The records below are to be repeated in full, exactly as they are.

-=-=-=-=-

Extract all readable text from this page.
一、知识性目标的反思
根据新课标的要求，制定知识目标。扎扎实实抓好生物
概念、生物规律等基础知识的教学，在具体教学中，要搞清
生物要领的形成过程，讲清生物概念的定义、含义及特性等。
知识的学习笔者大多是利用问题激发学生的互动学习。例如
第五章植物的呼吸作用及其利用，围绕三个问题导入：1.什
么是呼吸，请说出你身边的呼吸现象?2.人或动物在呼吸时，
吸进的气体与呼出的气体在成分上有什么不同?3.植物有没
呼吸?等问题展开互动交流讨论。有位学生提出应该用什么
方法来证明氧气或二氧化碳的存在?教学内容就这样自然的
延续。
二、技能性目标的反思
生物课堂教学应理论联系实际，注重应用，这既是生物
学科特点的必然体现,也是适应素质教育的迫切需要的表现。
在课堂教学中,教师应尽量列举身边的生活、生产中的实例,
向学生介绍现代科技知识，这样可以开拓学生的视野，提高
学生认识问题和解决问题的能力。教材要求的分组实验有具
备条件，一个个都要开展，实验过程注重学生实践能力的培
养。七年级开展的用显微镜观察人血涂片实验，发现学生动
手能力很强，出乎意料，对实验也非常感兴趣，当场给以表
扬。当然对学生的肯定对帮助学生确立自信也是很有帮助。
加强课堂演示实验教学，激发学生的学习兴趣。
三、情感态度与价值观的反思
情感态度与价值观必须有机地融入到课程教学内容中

-=-=-=-=-

* Reply to the task:
Extract all readable text from this page.
一、知识性目标的反思
根据新课标的要求，制定知识目标。扎扎实实抓好生物
概念、生物规律等基础知识的教学，在具体教学中，要搞清
生物要领的形成过程，讲清生物概念的定义、含义及特性等。
知识的学习笔者大多是利用问题激发学生的互动学习。例如
第五章植物的呼吸作用及其利用，围绕三个问题导入：1.什
么是呼吸，请说出你身边的呼吸现象?2.人或动物在呼吸时，
吸进的气体与呼出的气体在成分上有什么不同?3.植物有没
呼吸?等问题展开互动交流讨论。有位学生提出应该用什么
方法来证明氧气或二氧化碳的存在?教学内容就这样自然的
延续。
二、技能性目标的反思
生物课堂教学应理论联系实际，注重应用，这既是生物
学科特点的必然体现,也是适应素质教育的迫切需要的表现。
在课堂教学中,教师应尽量列举身边的生活、生产中的实例,
向学生介绍现代科技知识，这样可以开拓学生的视野，提高
学生认识问题和解决问题的能力。教材要求的分组实验有具
备条件，一个个都要开展，实验过程注重学生实践能力的培
养。七年级开展的用显微镜观察人血涂片实验，发现学生动
手能力很强，出乎意料，对实验也非常感兴趣，当场给以表
扬。当然对学生的肯定对帮助学生确立自信也是很有帮助。
加强课堂演示实验教学，激发学生的学习兴趣。
三、情感态度与价值观的反思
情感态度与价值观必须有机地融入到课程教学内容中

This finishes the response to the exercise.